Saved data entries:
-----

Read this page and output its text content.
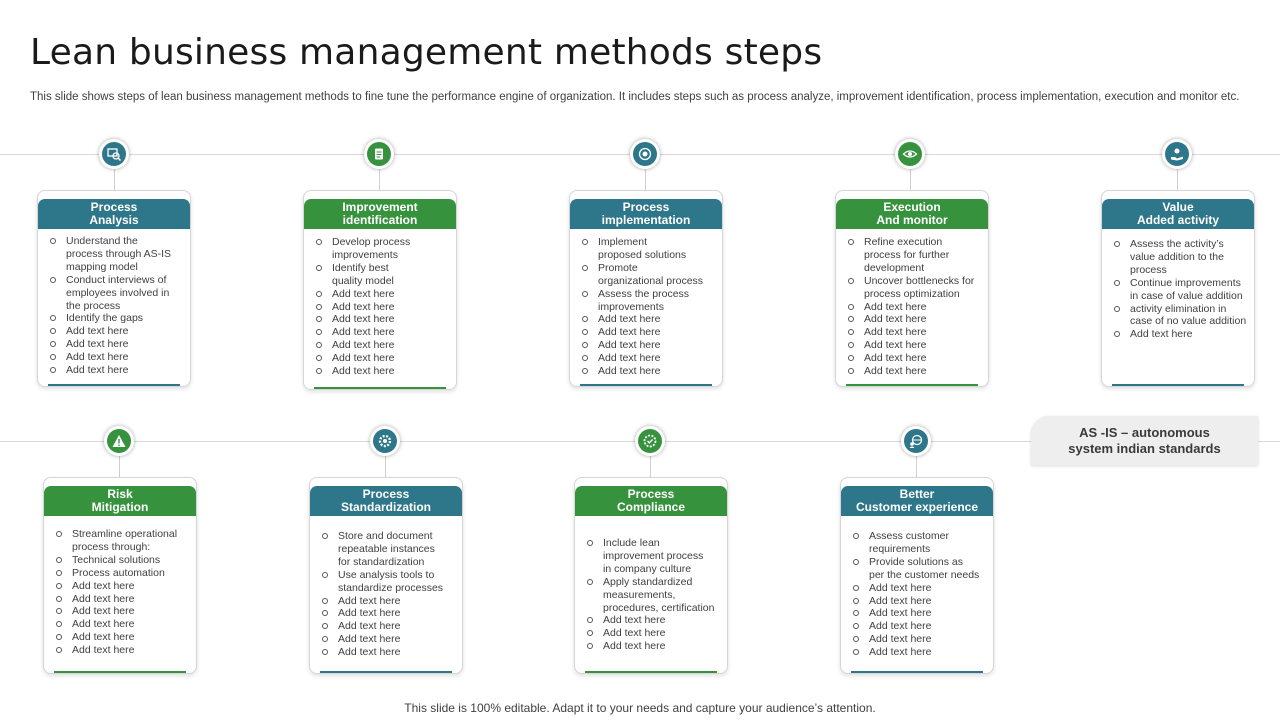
Lean business management methods steps

This slide shows steps of lean business management methods to fine tune the performance engine of organization. It includes steps such as process analyze, improvement identification, process implementation, execution and monitor etc.

Process
Analysis
Understand the
process through AS-IS
mapping model
Conduct interviews of
employees involved in
the process
Identify the gaps
Add text here
Add text here
Add text here
Add text here
Improvement
identification
Develop process
improvements
Identify best
quality model
Add text here
Add text here
Add text here
Add text here
Add text here
Add text here
Add text here
Process
implementation
Implement
proposed solutions
Promote
organizational process
Assess the process
improvements
Add text here
Add text here
Add text here
Add text here
Add text here
Execution
And monitor
Refine execution
process for further
development
Uncover bottlenecks for
process optimization
Add text here
Add text here
Add text here
Add text here
Add text here
Add text here
Value
Added activity
Assess the activity’s
value addition to the
process
Continue improvements
in case of value addition
activity elimination in
case of no value addition
Add text here
Risk
Mitigation
Streamline operational
process through:
Technical solutions
Process automation
Add text here
Add text here
Add text here
Add text here
Add text here
Add text here
Process
Standardization
Store and document
repeatable instances
for standardization
Use analysis tools to
standardize processes
Add text here
Add text here
Add text here
Add text here
Add text here
Process
Compliance
Include lean
improvement process
in company culture
Apply standardized
measurements,
procedures, certification
Add text here
Add text here
Add text here
Better
Customer experience
Assess customer
requirements
Provide solutions as
per the customer needs
Add text here
Add text here
Add text here
Add text here
Add text here
Add text here
AS -IS – autonomous
system indian standards
This slide is 100% editable. Adapt it to your needs and capture your audience’s attention.
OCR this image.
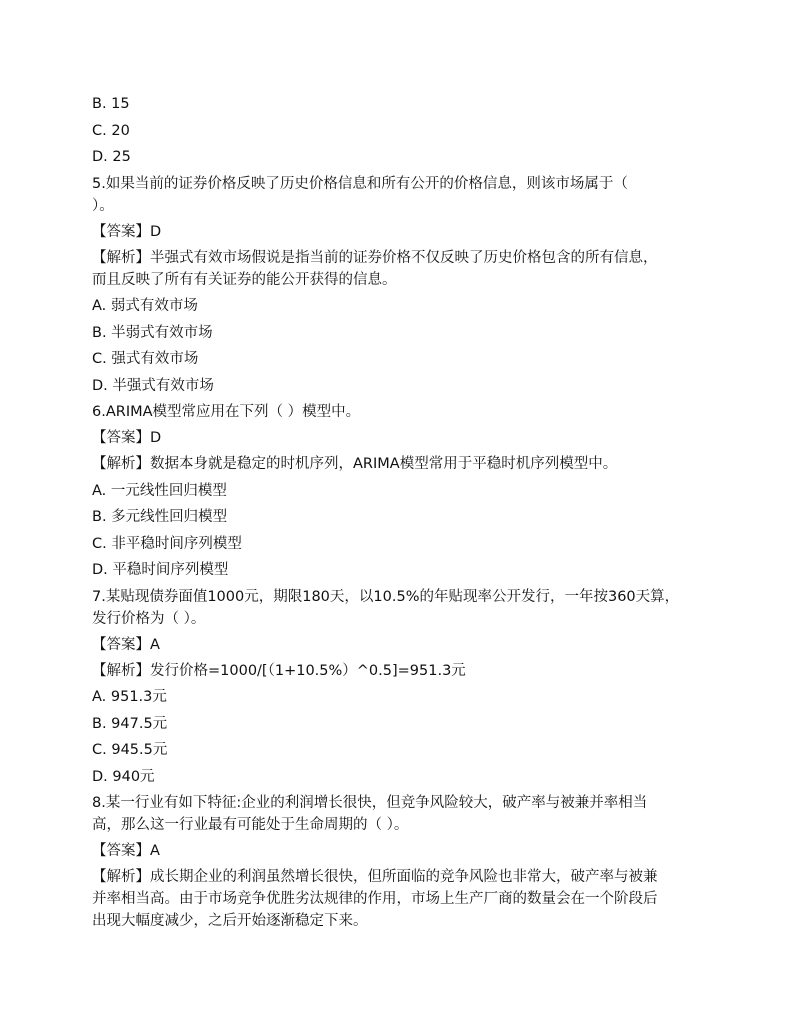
B. 15
C. 20
D. 25
5.如果当前的证券价格反映了历史价格信息和所有公开的价格信息，则该市场属于（
）。
【答案】D
【解析】半强式有效市场假说是指当前的证券价格不仅反映了历史价格包含的所有信息，
而且反映了所有有关证券的能公开获得的信息。
A. 弱式有效市场
B. 半弱式有效市场
C. 强式有效市场
D. 半强式有效市场
6.ARIMA模型常应用在下列（ ）模型中。
【答案】D
【解析】数据本身就是稳定的时机序列，ARIMA模型常用于平稳时机序列模型中。
A. 一元线性回归模型
B. 多元线性回归模型
C. 非平稳时间序列模型
D. 平稳时间序列模型
7.某贴现债券面值1000元，期限180天，以10.5%的年贴现率公开发行，一年按360天算，
发行价格为（ ）。
【答案】A
【解析】发行价格=1000/[（1+10.5%）^0.5]=951.3元
A. 951.3元
B. 947.5元
C. 945.5元
D. 940元
8.某一行业有如下特征:企业的利润增长很快，但竞争风险较大，破产率与被兼并率相当
高，那么这一行业最有可能处于生命周期的（ ）。
【答案】A
【解析】成长期企业的利润虽然增长很快，但所面临的竞争风险也非常大，破产率与被兼
并率相当高。由于市场竞争优胜劣汰规律的作用，市场上生产厂商的数量会在一个阶段后
出现大幅度减少，之后开始逐渐稳定下来。
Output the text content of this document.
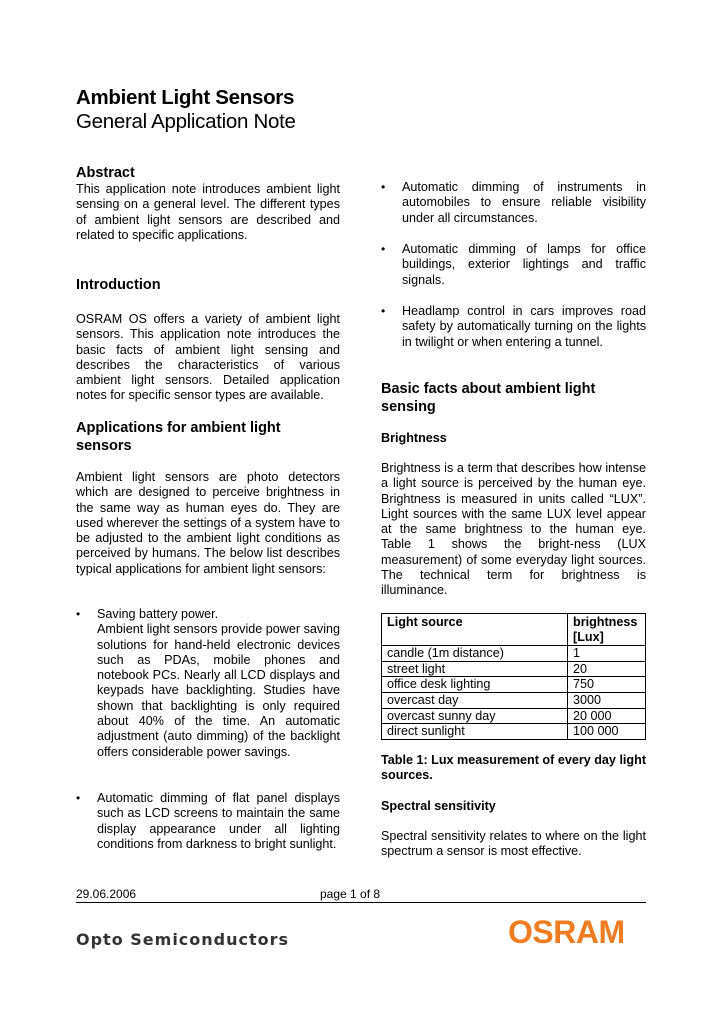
Ambient Light Sensors
General Application Note
Abstract

This application note introduces ambient light sensing on a general level. The different types of ambient light sensors are described and related to specific applications.

Introduction

OSRAM OS offers a variety of ambient light sensors. This application note introduces the basic facts of ambient light sensing and describes the characteristics of various ambient light sensors. Detailed application notes for specific sensor types are available.

Applications for ambient light sensors

Ambient light sensors are photo detectors which are designed to perceive brightness in the same way as human eyes do. They are used wherever the settings of a system have to be adjusted to the ambient light conditions as perceived by humans. The below list describes typical applications for ambient light sensors:

• Saving battery power.
Ambient light sensors provide power saving solutions for hand-held electronic devices such as PDAs, mobile phones and notebook PCs. Nearly all LCD displays and keypads have backlighting. Studies have shown that backlighting is only required about 40% of the time. An automatic adjustment (auto dimming) of the backlight offers considerable power savings.
• Automatic dimming of flat panel displays such as LCD screens to maintain the same display appearance under all lighting conditions from darkness to bright sunlight.
• Automatic dimming of instruments in automobiles to ensure reliable visibility under all circumstances.
• Automatic dimming of lamps for office buildings, exterior lightings and traffic signals.
• Headlamp control in cars improves road safety by automatically turning on the lights in twilight or when entering a tunnel.
Basic facts about ambient light sensing
Brightness

Brightness is a term that describes how intense a light source is perceived by the human eye. Brightness is measured in units called “LUX”. Light sources with the same LUX level appear at the same brightness to the human eye. Table 1 shows the bright-ness (LUX measurement) of some everyday light sources. The technical term for brightness is illuminance.

Light source	brightness [Lux]
candle (1m distance)	1
street light	20
office desk lighting	750
overcast day	3000
overcast sunny day	20 000
direct sunlight	100 000

Table 1: Lux measurement of every day light sources.

Spectral sensitivity

Spectral sensitivity relates to where on the light spectrum a sensor is most effective.

29.06.2006	page 1 of 8
Opto Semiconductors	OSRAM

-----

Stated goal
Transcribe the material exactly, and leave out whatever pictures it holds.

Answer below
Read this page and output its text content.
Lean business management methods steps

This slide shows steps of lean business management methods to fine tune the performance engine of organization. It includes steps such as process analyze, improvement identification, process implementation, execution and monitor etc.

Process
Analysis
Understand the
process through AS-IS
mapping model
Conduct interviews of
employees involved in
the process
Identify the gaps
Add text here
Add text here
Add text here
Add text here
Improvement
identification
Develop process
improvements
Identify best
quality model
Add text here
Add text here
Add text here
Add text here
Add text here
Add text here
Add text here
Process
implementation
Implement
proposed solutions
Promote
organizational process
Assess the process
improvements
Add text here
Add text here
Add text here
Add text here
Add text here
Execution
And monitor
Refine execution
process for further
development
Uncover bottlenecks for
process optimization
Add text here
Add text here
Add text here
Add text here
Add text here
Add text here
Value
Added activity
Assess the activity’s
value addition to the
process
Continue improvements
in case of value addition
activity elimination in
case of no value addition
Add text here
Risk
Mitigation
Streamline operational
process through:
Technical solutions
Process automation
Add text here
Add text here
Add text here
Add text here
Add text here
Add text here
Process
Standardization
Store and document
repeatable instances
for standardization
Use analysis tools to
standardize processes
Add text here
Add text here
Add text here
Add text here
Add text here
Process
Compliance
Include lean
improvement process
in company culture
Apply standardized
measurements,
procedures, certification
Add text here
Add text here
Add text here
Better
Customer experience
Assess customer
requirements
Provide solutions as
per the customer needs
Add text here
Add text here
Add text here
Add text here
Add text here
Add text here
AS -IS – autonomous
system indian standards
This slide is 100% editable. Adapt it to your needs and capture your audience’s attention.
OCR this image.
B. 15
C. 20
D. 25
5.如果当前的证券价格反映了历史价格信息和所有公开的价格信息，则该市场属于（
）。
【答案】D
【解析】半强式有效市场假说是指当前的证券价格不仅反映了历史价格包含的所有信息，
而且反映了所有有关证券的能公开获得的信息。
A. 弱式有效市场
B. 半弱式有效市场
C. 强式有效市场
D. 半强式有效市场
6.ARIMA模型常应用在下列（ ）模型中。
【答案】D
【解析】数据本身就是稳定的时机序列，ARIMA模型常用于平稳时机序列模型中。
A. 一元线性回归模型
B. 多元线性回归模型
C. 非平稳时间序列模型
D. 平稳时间序列模型
7.某贴现债券面值1000元，期限180天，以10.5%的年贴现率公开发行，一年按360天算，
发行价格为（ ）。
【答案】A
【解析】发行价格=1000/[（1+10.5%）^0.5]=951.3元
A. 951.3元
B. 947.5元
C. 945.5元
D. 940元
8.某一行业有如下特征:企业的利润增长很快，但竞争风险较大，破产率与被兼并率相当
高，那么这一行业最有可能处于生命周期的（ ）。
【答案】A
【解析】成长期企业的利润虽然增长很快，但所面临的竞争风险也非常大，破产率与被兼
并率相当高。由于市场竞争优胜劣汰规律的作用，市场上生产厂商的数量会在一个阶段后
出现大幅度减少，之后开始逐渐稳定下来。
Output the text content of this document.
Ambient Light Sensors
General Application Note
Abstract

This application note introduces ambient light sensing on a general level. The different types of ambient light sensors are described and related to specific applications.

Introduction

OSRAM OS offers a variety of ambient light sensors. This application note introduces the basic facts of ambient light sensing and describes the characteristics of various ambient light sensors. Detailed application notes for specific sensor types are available.

Applications for ambient light sensors

Ambient light sensors are photo detectors which are designed to perceive brightness in the same way as human eyes do. They are used wherever the settings of a system have to be adjusted to the ambient light conditions as perceived by humans. The below list describes typical applications for ambient light sensors:

• Saving battery power.
Ambient light sensors provide power saving solutions for hand-held electronic devices such as PDAs, mobile phones and notebook PCs. Nearly all LCD displays and keypads have backlighting. Studies have shown that backlighting is only required about 40% of the time. An automatic adjustment (auto dimming) of the backlight offers considerable power savings.
• Automatic dimming of flat panel displays such as LCD screens to maintain the same display appearance under all lighting conditions from darkness to bright sunlight.
• Automatic dimming of instruments in automobiles to ensure reliable visibility under all circumstances.
• Automatic dimming of lamps for office buildings, exterior lightings and traffic signals.
• Headlamp control in cars improves road safety by automatically turning on the lights in twilight or when entering a tunnel.
Basic facts about ambient light sensing
Brightness

Brightness is a term that describes how intense a light source is perceived by the human eye. Brightness is measured in units called “LUX”. Light sources with the same LUX level appear at the same brightness to the human eye. Table 1 shows the bright-ness (LUX measurement) of some everyday light sources. The technical term for brightness is illuminance.

Light source	brightness [Lux]
candle (1m distance)	1
street light	20
office desk lighting	750
overcast day	3000
overcast sunny day	20 000
direct sunlight	100 000

Table 1: Lux measurement of every day light sources.

Spectral sensitivity

Spectral sensitivity relates to where on the light spectrum a sensor is most effective.

29.06.2006	page 1 of 8
Opto Semiconductors	OSRAM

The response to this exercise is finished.